### INFORMATION SHOWN
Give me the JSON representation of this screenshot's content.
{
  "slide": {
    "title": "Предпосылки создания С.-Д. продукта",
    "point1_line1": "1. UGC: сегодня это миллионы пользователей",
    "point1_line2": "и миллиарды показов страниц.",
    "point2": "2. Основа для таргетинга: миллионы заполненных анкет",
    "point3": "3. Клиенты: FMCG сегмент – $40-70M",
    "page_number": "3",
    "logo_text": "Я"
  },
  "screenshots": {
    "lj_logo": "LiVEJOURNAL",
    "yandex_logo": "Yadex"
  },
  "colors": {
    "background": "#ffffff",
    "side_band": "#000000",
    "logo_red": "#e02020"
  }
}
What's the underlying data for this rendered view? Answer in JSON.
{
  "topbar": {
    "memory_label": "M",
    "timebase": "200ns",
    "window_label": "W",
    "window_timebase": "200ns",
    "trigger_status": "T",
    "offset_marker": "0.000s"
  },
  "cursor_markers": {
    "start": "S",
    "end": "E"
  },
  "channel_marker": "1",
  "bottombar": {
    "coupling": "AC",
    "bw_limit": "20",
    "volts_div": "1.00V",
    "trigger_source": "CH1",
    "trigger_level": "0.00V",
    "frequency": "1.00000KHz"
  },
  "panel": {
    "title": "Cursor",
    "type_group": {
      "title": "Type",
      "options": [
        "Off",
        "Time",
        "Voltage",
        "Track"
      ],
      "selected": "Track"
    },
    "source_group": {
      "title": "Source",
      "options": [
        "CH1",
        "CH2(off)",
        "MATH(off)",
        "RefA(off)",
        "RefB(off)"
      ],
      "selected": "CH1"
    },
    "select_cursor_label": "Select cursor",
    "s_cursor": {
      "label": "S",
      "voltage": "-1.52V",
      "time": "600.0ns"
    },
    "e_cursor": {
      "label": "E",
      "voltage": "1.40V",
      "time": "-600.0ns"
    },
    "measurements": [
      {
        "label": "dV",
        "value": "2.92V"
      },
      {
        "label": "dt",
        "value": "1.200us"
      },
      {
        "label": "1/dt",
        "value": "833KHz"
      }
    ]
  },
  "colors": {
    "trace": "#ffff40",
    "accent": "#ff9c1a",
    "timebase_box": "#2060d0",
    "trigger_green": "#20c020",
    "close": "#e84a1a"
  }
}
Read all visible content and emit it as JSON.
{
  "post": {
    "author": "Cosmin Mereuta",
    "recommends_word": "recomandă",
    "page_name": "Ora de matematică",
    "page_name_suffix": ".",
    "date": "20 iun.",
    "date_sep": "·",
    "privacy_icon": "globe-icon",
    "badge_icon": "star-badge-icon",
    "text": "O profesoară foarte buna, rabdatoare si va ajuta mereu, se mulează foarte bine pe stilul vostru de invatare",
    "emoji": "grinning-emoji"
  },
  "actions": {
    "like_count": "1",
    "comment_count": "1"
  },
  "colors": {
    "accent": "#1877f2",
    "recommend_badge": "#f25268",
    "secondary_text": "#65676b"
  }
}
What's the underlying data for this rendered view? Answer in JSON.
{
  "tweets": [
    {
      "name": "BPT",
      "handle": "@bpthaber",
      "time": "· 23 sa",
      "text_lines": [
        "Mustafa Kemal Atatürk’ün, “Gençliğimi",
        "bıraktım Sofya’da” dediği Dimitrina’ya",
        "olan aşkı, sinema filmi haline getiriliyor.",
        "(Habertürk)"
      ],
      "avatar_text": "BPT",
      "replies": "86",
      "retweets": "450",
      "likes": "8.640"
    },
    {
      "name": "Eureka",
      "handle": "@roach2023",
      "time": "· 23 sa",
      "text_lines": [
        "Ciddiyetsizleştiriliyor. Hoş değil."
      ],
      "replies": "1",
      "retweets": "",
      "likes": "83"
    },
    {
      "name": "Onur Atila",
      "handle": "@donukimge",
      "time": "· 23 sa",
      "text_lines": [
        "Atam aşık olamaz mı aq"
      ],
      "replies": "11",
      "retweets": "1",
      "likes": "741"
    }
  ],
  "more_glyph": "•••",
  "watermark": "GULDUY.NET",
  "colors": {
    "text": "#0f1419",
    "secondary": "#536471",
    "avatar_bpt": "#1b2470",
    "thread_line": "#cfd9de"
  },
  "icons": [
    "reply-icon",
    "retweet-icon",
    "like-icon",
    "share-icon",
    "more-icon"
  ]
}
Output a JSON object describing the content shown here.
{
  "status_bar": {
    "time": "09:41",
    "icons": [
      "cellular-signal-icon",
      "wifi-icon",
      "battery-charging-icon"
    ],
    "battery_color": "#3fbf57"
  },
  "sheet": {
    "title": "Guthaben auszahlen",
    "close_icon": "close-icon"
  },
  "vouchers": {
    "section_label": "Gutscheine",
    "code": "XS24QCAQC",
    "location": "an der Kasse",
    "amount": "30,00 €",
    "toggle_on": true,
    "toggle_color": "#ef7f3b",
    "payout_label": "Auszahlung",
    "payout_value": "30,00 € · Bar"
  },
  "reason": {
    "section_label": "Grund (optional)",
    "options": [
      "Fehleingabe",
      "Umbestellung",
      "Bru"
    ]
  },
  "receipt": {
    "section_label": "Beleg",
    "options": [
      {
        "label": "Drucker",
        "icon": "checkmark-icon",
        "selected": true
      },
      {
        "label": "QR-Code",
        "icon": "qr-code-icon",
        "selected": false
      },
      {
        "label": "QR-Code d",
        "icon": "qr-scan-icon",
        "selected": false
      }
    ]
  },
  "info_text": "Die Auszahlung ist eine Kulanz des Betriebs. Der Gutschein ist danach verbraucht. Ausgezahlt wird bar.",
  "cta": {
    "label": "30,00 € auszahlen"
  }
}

### STATED GOAL
Output every line above without altering anything.

### OUTPUT FOR THIS TASK
Give me the JSON representation of this screenshot's content.
{
  "slide": {
    "title": "Предпосылки создания С.-Д. продукта",
    "point1_line1": "1. UGC: сегодня это миллионы пользователей",
    "point1_line2": "и миллиарды показов страниц.",
    "point2": "2. Основа для таргетинга: миллионы заполненных анкет",
    "point3": "3. Клиенты: FMCG сегмент – $40-70M",
    "page_number": "3",
    "logo_text": "Я"
  },
  "screenshots": {
    "lj_logo": "LiVEJOURNAL",
    "yandex_logo": "Yadex"
  },
  "colors": {
    "background": "#ffffff",
    "side_band": "#000000",
    "logo_red": "#e02020"
  }
}
What's the underlying data for this rendered view? Answer in JSON.
{
  "topbar": {
    "memory_label": "M",
    "timebase": "200ns",
    "window_label": "W",
    "window_timebase": "200ns",
    "trigger_status": "T",
    "offset_marker": "0.000s"
  },
  "cursor_markers": {
    "start": "S",
    "end": "E"
  },
  "channel_marker": "1",
  "bottombar": {
    "coupling": "AC",
    "bw_limit": "20",
    "volts_div": "1.00V",
    "trigger_source": "CH1",
    "trigger_level": "0.00V",
    "frequency": "1.00000KHz"
  },
  "panel": {
    "title": "Cursor",
    "type_group": {
      "title": "Type",
      "options": [
        "Off",
        "Time",
        "Voltage",
        "Track"
      ],
      "selected": "Track"
    },
    "source_group": {
      "title": "Source",
      "options": [
        "CH1",
        "CH2(off)",
        "MATH(off)",
        "RefA(off)",
        "RefB(off)"
      ],
      "selected": "CH1"
    },
    "select_cursor_label": "Select cursor",
    "s_cursor": {
      "label": "S",
      "voltage": "-1.52V",
      "time": "600.0ns"
    },
    "e_cursor": {
      "label": "E",
      "voltage": "1.40V",
      "time": "-600.0ns"
    },
    "measurements": [
      {
        "label": "dV",
        "value": "2.92V"
      },
      {
        "label": "dt",
        "value": "1.200us"
      },
      {
        "label": "1/dt",
        "value": "833KHz"
      }
    ]
  },
  "colors": {
    "trace": "#ffff40",
    "accent": "#ff9c1a",
    "timebase_box": "#2060d0",
    "trigger_green": "#20c020",
    "close": "#e84a1a"
  }
}
Read all visible content and emit it as JSON.
{
  "post": {
    "author": "Cosmin Mereuta",
    "recommends_word": "recomandă",
    "page_name": "Ora de matematică",
    "page_name_suffix": ".",
    "date": "20 iun.",
    "date_sep": "·",
    "privacy_icon": "globe-icon",
    "badge_icon": "star-badge-icon",
    "text": "O profesoară foarte buna, rabdatoare si va ajuta mereu, se mulează foarte bine pe stilul vostru de invatare",
    "emoji": "grinning-emoji"
  },
  "actions": {
    "like_count": "1",
    "comment_count": "1"
  },
  "colors": {
    "accent": "#1877f2",
    "recommend_badge": "#f25268",
    "secondary_text": "#65676b"
  }
}
What's the underlying data for this rendered view? Answer in JSON.
{
  "tweets": [
    {
      "name": "BPT",
      "handle": "@bpthaber",
      "time": "· 23 sa",
      "text_lines": [
        "Mustafa Kemal Atatürk’ün, “Gençliğimi",
        "bıraktım Sofya’da” dediği Dimitrina’ya",
        "olan aşkı, sinema filmi haline getiriliyor.",
        "(Habertürk)"
      ],
      "avatar_text": "BPT",
      "replies": "86",
      "retweets": "450",
      "likes": "8.640"
    },
    {
      "name": "Eureka",
      "handle": "@roach2023",
      "time": "· 23 sa",
      "text_lines": [
        "Ciddiyetsizleştiriliyor. Hoş değil."
      ],
      "replies": "1",
      "retweets": "",
      "likes": "83"
    },
    {
      "name": "Onur Atila",
      "handle": "@donukimge",
      "time": "· 23 sa",
      "text_lines": [
        "Atam aşık olamaz mı aq"
      ],
      "replies": "11",
      "retweets": "1",
      "likes": "741"
    }
  ],
  "more_glyph": "•••",
  "watermark": "GULDUY.NET",
  "colors": {
    "text": "#0f1419",
    "secondary": "#536471",
    "avatar_bpt": "#1b2470",
    "thread_line": "#cfd9de"
  },
  "icons": [
    "reply-icon",
    "retweet-icon",
    "like-icon",
    "share-icon",
    "more-icon"
  ]
}
Output a JSON object describing the content shown here.
{
  "status_bar": {
    "time": "09:41",
    "icons": [
      "cellular-signal-icon",
      "wifi-icon",
      "battery-charging-icon"
    ],
    "battery_color": "#3fbf57"
  },
  "sheet": {
    "title": "Guthaben auszahlen",
    "close_icon": "close-icon"
  },
  "vouchers": {
    "section_label": "Gutscheine",
    "code": "XS24QCAQC",
    "location": "an der Kasse",
    "amount": "30,00 €",
    "toggle_on": true,
    "toggle_color": "#ef7f3b",
    "payout_label": "Auszahlung",
    "payout_value": "30,00 € · Bar"
  },
  "reason": {
    "section_label": "Grund (optional)",
    "options": [
      "Fehleingabe",
      "Umbestellung",
      "Bru"
    ]
  },
  "receipt": {
    "section_label": "Beleg",
    "options": [
      {
        "label": "Drucker",
        "icon": "checkmark-icon",
        "selected": true
      },
      {
        "label": "QR-Code",
        "icon": "qr-code-icon",
        "selected": false
      },
      {
        "label": "QR-Code d",
        "icon": "qr-scan-icon",
        "selected": false
      }
    ]
  },
  "info_text": "Die Auszahlung ist eine Kulanz des Betriebs. Der Gutschein ist danach verbraucht. Ausgezahlt wird bar.",
  "cta": {
    "label": "30,00 € auszahlen"
  }
}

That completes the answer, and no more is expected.